::: Provided entries

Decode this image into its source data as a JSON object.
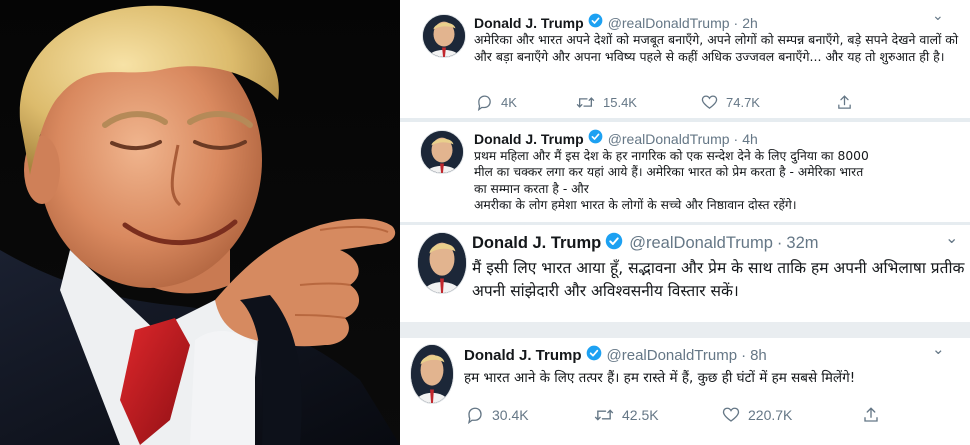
{
  "photo": {
    "subject": "photo"
  },
  "tweets": [
    {
      "name": "Donald J. Trump",
      "handle": "@realDonaldTrump",
      "time": "2h",
      "text": "अमेरिका और भारत अपने देशों को मजबूत बनाएँगे,  अपने लोगों को सम्पन्न बनाएँगे, बड़े सपने देखने वालों को और बड़ा बनाएँगे और अपना भविष्य पहले से कहीं अधिक उज्जवल बनाएँगे... और यह तो शुरुआत ही है।",
      "replies": "4K",
      "retweets": "15.4K",
      "likes": "74.7K"
    },
    {
      "name": "Donald J. Trump",
      "handle": "@realDonaldTrump",
      "time": "4h",
      "text_lines": [
        "प्रथम महिला और मैं इस देश के हर नागरिक को एक सन्देश देने के लिए दुनिया का 8000",
        "मील का चक्कर लगा कर यहां आये हैं। अमेरिका भारत को  प्रेम करता है - अमेरिका भारत",
        "का सम्मान करता है - और",
        "अमरीका के लोग हमेशा भारत के लोगों के सच्चे और निष्ठावान दोस्त रहेंगे।"
      ]
    },
    {
      "name": "Donald J. Trump",
      "handle": "@realDonaldTrump",
      "time": "32m",
      "text": "मैं इसी लिए भारत आया हूँ, सद्भावना और प्रेम के साथ ताकि हम अपनी अभिलाषा प्रतीक अपनी सांझेदारी और अविश्वसनीय विस्तार सकें।"
    },
    {
      "name": "Donald J. Trump",
      "handle": "@realDonaldTrump",
      "time": "8h",
      "text": "हम भारत आने के लिए तत्पर हैं। हम रास्ते में हैं, कुछ ही घंटों में हम सबसे मिलेंगे!",
      "replies": "30.4K",
      "retweets": "42.5K",
      "likes": "220.7K"
    }
  ],
  "separator": "·",
  "caret": "⌄",
  "colors": {
    "verified": "#1da1f2",
    "muted": "#657786",
    "text": "#14171a",
    "divider": "#e6ecf0"
  },
  "icons": [
    "verified-badge-icon",
    "reply-icon",
    "retweet-icon",
    "like-icon",
    "share-icon",
    "chevron-down-icon"
  ]
}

::::::

Exercise details: Write the records out once more, exactly as they appear, with no pictures.

Answer for the task:
Decode this image into its source data as a JSON object.
{
  "photo": {
    "subject": "photo"
  },
  "tweets": [
    {
      "name": "Donald J. Trump",
      "handle": "@realDonaldTrump",
      "time": "2h",
      "text": "अमेरिका और भारत अपने देशों को मजबूत बनाएँगे,  अपने लोगों को सम्पन्न बनाएँगे, बड़े सपने देखने वालों को और बड़ा बनाएँगे और अपना भविष्य पहले से कहीं अधिक उज्जवल बनाएँगे... और यह तो शुरुआत ही है।",
      "replies": "4K",
      "retweets": "15.4K",
      "likes": "74.7K"
    },
    {
      "name": "Donald J. Trump",
      "handle": "@realDonaldTrump",
      "time": "4h",
      "text_lines": [
        "प्रथम महिला और मैं इस देश के हर नागरिक को एक सन्देश देने के लिए दुनिया का 8000",
        "मील का चक्कर लगा कर यहां आये हैं। अमेरिका भारत को  प्रेम करता है - अमेरिका भारत",
        "का सम्मान करता है - और",
        "अमरीका के लोग हमेशा भारत के लोगों के सच्चे और निष्ठावान दोस्त रहेंगे।"
      ]
    },
    {
      "name": "Donald J. Trump",
      "handle": "@realDonaldTrump",
      "time": "32m",
      "text": "मैं इसी लिए भारत आया हूँ, सद्भावना और प्रेम के साथ ताकि हम अपनी अभिलाषा प्रतीक अपनी सांझेदारी और अविश्वसनीय विस्तार सकें।"
    },
    {
      "name": "Donald J. Trump",
      "handle": "@realDonaldTrump",
      "time": "8h",
      "text": "हम भारत आने के लिए तत्पर हैं। हम रास्ते में हैं, कुछ ही घंटों में हम सबसे मिलेंगे!",
      "replies": "30.4K",
      "retweets": "42.5K",
      "likes": "220.7K"
    }
  ],
  "separator": "·",
  "caret": "⌄",
  "colors": {
    "verified": "#1da1f2",
    "muted": "#657786",
    "text": "#14171a",
    "divider": "#e6ecf0"
  },
  "icons": [
    "verified-badge-icon",
    "reply-icon",
    "retweet-icon",
    "like-icon",
    "share-icon",
    "chevron-down-icon"
  ]
}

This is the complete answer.